## begin MATERIAL PROVIDED

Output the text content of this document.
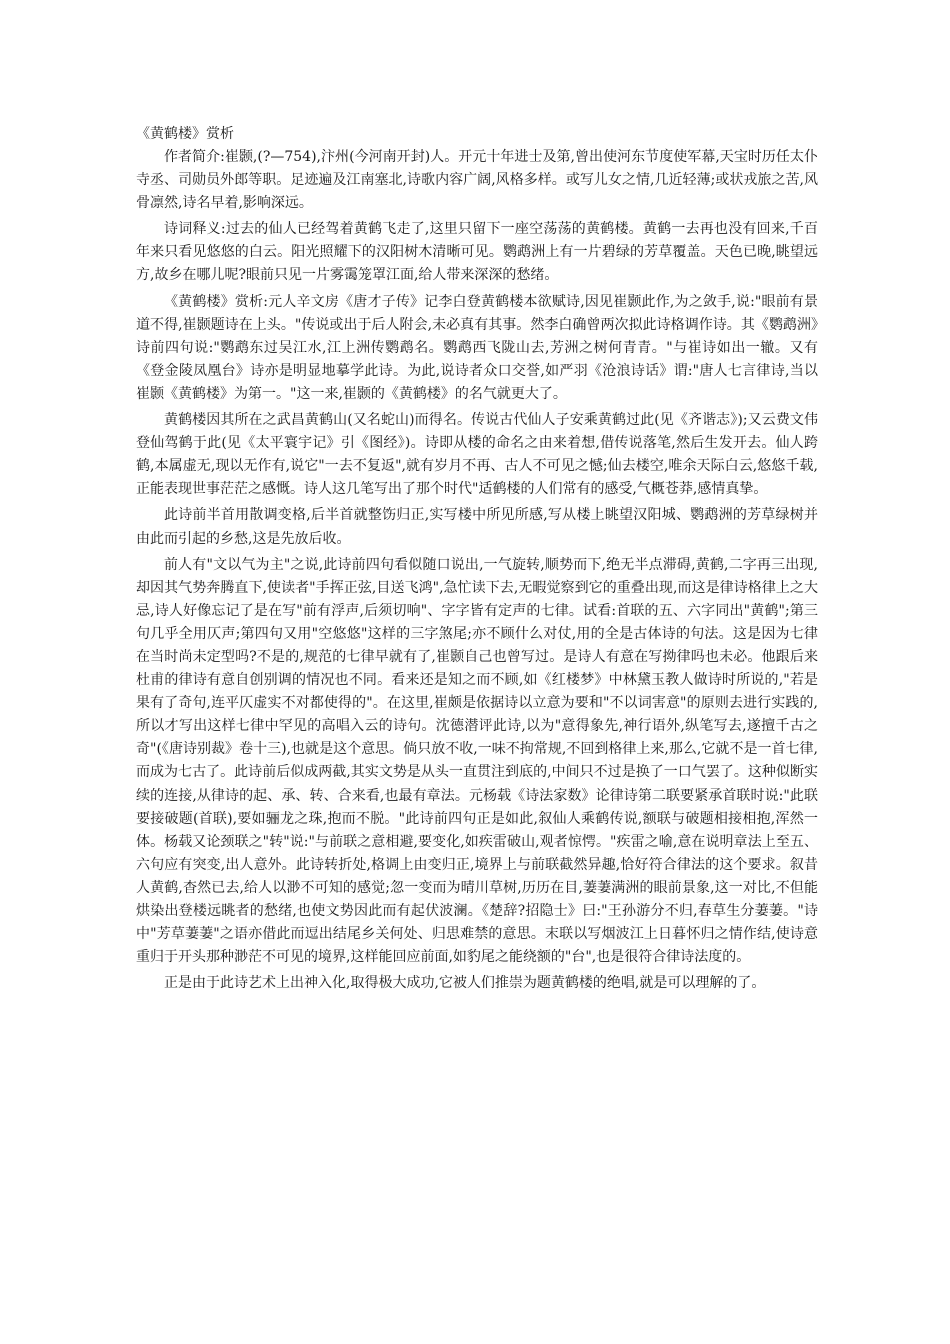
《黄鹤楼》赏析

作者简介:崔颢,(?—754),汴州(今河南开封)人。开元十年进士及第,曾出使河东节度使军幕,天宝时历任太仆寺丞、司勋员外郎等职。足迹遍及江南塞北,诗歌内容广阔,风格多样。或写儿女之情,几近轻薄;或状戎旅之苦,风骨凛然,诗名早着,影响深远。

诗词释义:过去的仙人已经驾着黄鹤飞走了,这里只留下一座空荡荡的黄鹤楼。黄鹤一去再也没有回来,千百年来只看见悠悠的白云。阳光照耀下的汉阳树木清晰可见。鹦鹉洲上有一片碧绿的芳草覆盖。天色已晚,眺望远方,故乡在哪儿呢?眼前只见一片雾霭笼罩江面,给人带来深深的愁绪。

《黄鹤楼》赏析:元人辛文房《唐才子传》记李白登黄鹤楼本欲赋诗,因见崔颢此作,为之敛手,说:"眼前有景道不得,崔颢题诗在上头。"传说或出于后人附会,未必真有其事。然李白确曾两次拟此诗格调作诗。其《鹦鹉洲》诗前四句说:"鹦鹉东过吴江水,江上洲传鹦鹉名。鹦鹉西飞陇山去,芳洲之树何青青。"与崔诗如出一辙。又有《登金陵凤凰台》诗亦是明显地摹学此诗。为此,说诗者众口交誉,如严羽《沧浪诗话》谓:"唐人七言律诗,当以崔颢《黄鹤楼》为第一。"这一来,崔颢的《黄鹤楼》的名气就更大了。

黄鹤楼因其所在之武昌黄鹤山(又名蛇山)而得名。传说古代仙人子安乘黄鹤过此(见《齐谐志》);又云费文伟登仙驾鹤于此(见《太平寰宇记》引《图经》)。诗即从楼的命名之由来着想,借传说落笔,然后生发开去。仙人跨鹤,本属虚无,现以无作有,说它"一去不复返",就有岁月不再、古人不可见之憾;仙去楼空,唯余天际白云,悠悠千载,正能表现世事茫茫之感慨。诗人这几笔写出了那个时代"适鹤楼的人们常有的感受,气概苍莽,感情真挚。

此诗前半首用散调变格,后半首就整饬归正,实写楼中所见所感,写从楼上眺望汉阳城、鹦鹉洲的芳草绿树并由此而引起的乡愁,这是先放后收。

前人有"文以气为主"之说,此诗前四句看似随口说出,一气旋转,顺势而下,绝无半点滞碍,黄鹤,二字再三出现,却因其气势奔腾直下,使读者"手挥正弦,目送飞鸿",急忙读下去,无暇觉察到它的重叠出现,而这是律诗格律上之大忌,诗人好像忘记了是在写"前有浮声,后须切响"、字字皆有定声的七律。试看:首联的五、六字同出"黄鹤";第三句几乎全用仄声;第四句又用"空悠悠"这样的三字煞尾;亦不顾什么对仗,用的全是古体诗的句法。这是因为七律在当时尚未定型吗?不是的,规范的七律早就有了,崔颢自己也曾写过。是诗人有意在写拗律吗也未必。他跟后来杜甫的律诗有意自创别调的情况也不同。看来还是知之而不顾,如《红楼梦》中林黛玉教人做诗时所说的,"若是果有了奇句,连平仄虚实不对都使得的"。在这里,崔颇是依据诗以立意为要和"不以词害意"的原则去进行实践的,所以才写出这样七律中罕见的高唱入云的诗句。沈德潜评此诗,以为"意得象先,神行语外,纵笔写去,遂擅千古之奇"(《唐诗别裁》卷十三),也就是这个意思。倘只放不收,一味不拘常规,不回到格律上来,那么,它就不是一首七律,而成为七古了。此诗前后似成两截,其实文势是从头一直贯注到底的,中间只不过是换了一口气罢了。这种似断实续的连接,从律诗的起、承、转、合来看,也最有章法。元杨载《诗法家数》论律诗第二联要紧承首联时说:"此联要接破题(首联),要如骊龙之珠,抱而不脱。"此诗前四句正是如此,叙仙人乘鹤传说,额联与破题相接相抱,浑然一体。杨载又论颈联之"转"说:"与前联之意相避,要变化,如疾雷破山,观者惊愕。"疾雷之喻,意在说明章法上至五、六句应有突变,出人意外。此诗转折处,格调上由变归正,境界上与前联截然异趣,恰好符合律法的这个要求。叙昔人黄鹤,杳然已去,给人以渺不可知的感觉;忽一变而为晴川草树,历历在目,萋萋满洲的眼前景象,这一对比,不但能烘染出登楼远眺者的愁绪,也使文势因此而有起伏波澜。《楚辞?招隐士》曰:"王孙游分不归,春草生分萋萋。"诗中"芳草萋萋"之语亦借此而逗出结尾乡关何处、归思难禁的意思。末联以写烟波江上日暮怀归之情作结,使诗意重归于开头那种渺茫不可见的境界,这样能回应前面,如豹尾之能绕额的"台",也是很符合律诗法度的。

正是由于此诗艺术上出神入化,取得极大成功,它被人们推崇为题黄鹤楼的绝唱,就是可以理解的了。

## end MATERIAL PROVIDED

WHAT YOU NEED TO DO: Quote the listing above in full, except for the pictures.

COMPLETE ANSWER:
Output the text content of this document.
《黄鹤楼》赏析

作者简介:崔颢,(?—754),汴州(今河南开封)人。开元十年进士及第,曾出使河东节度使军幕,天宝时历任太仆寺丞、司勋员外郎等职。足迹遍及江南塞北,诗歌内容广阔,风格多样。或写儿女之情,几近轻薄;或状戎旅之苦,风骨凛然,诗名早着,影响深远。

诗词释义:过去的仙人已经驾着黄鹤飞走了,这里只留下一座空荡荡的黄鹤楼。黄鹤一去再也没有回来,千百年来只看见悠悠的白云。阳光照耀下的汉阳树木清晰可见。鹦鹉洲上有一片碧绿的芳草覆盖。天色已晚,眺望远方,故乡在哪儿呢?眼前只见一片雾霭笼罩江面,给人带来深深的愁绪。

《黄鹤楼》赏析:元人辛文房《唐才子传》记李白登黄鹤楼本欲赋诗,因见崔颢此作,为之敛手,说:"眼前有景道不得,崔颢题诗在上头。"传说或出于后人附会,未必真有其事。然李白确曾两次拟此诗格调作诗。其《鹦鹉洲》诗前四句说:"鹦鹉东过吴江水,江上洲传鹦鹉名。鹦鹉西飞陇山去,芳洲之树何青青。"与崔诗如出一辙。又有《登金陵凤凰台》诗亦是明显地摹学此诗。为此,说诗者众口交誉,如严羽《沧浪诗话》谓:"唐人七言律诗,当以崔颢《黄鹤楼》为第一。"这一来,崔颢的《黄鹤楼》的名气就更大了。

黄鹤楼因其所在之武昌黄鹤山(又名蛇山)而得名。传说古代仙人子安乘黄鹤过此(见《齐谐志》);又云费文伟登仙驾鹤于此(见《太平寰宇记》引《图经》)。诗即从楼的命名之由来着想,借传说落笔,然后生发开去。仙人跨鹤,本属虚无,现以无作有,说它"一去不复返",就有岁月不再、古人不可见之憾;仙去楼空,唯余天际白云,悠悠千载,正能表现世事茫茫之感慨。诗人这几笔写出了那个时代"适鹤楼的人们常有的感受,气概苍莽,感情真挚。

此诗前半首用散调变格,后半首就整饬归正,实写楼中所见所感,写从楼上眺望汉阳城、鹦鹉洲的芳草绿树并由此而引起的乡愁,这是先放后收。

前人有"文以气为主"之说,此诗前四句看似随口说出,一气旋转,顺势而下,绝无半点滞碍,黄鹤,二字再三出现,却因其气势奔腾直下,使读者"手挥正弦,目送飞鸿",急忙读下去,无暇觉察到它的重叠出现,而这是律诗格律上之大忌,诗人好像忘记了是在写"前有浮声,后须切响"、字字皆有定声的七律。试看:首联的五、六字同出"黄鹤";第三句几乎全用仄声;第四句又用"空悠悠"这样的三字煞尾;亦不顾什么对仗,用的全是古体诗的句法。这是因为七律在当时尚未定型吗?不是的,规范的七律早就有了,崔颢自己也曾写过。是诗人有意在写拗律吗也未必。他跟后来杜甫的律诗有意自创别调的情况也不同。看来还是知之而不顾,如《红楼梦》中林黛玉教人做诗时所说的,"若是果有了奇句,连平仄虚实不对都使得的"。在这里,崔颇是依据诗以立意为要和"不以词害意"的原则去进行实践的,所以才写出这样七律中罕见的高唱入云的诗句。沈德潜评此诗,以为"意得象先,神行语外,纵笔写去,遂擅千古之奇"(《唐诗别裁》卷十三),也就是这个意思。倘只放不收,一味不拘常规,不回到格律上来,那么,它就不是一首七律,而成为七古了。此诗前后似成两截,其实文势是从头一直贯注到底的,中间只不过是换了一口气罢了。这种似断实续的连接,从律诗的起、承、转、合来看,也最有章法。元杨载《诗法家数》论律诗第二联要紧承首联时说:"此联要接破题(首联),要如骊龙之珠,抱而不脱。"此诗前四句正是如此,叙仙人乘鹤传说,额联与破题相接相抱,浑然一体。杨载又论颈联之"转"说:"与前联之意相避,要变化,如疾雷破山,观者惊愕。"疾雷之喻,意在说明章法上至五、六句应有突变,出人意外。此诗转折处,格调上由变归正,境界上与前联截然异趣,恰好符合律法的这个要求。叙昔人黄鹤,杳然已去,给人以渺不可知的感觉;忽一变而为晴川草树,历历在目,萋萋满洲的眼前景象,这一对比,不但能烘染出登楼远眺者的愁绪,也使文势因此而有起伏波澜。《楚辞?招隐士》曰:"王孙游分不归,春草生分萋萋。"诗中"芳草萋萋"之语亦借此而逗出结尾乡关何处、归思难禁的意思。末联以写烟波江上日暮怀归之情作结,使诗意重归于开头那种渺茫不可见的境界,这样能回应前面,如豹尾之能绕额的"台",也是很符合律诗法度的。

正是由于此诗艺术上出神入化,取得极大成功,它被人们推崇为题黄鹤楼的绝唱,就是可以理解的了。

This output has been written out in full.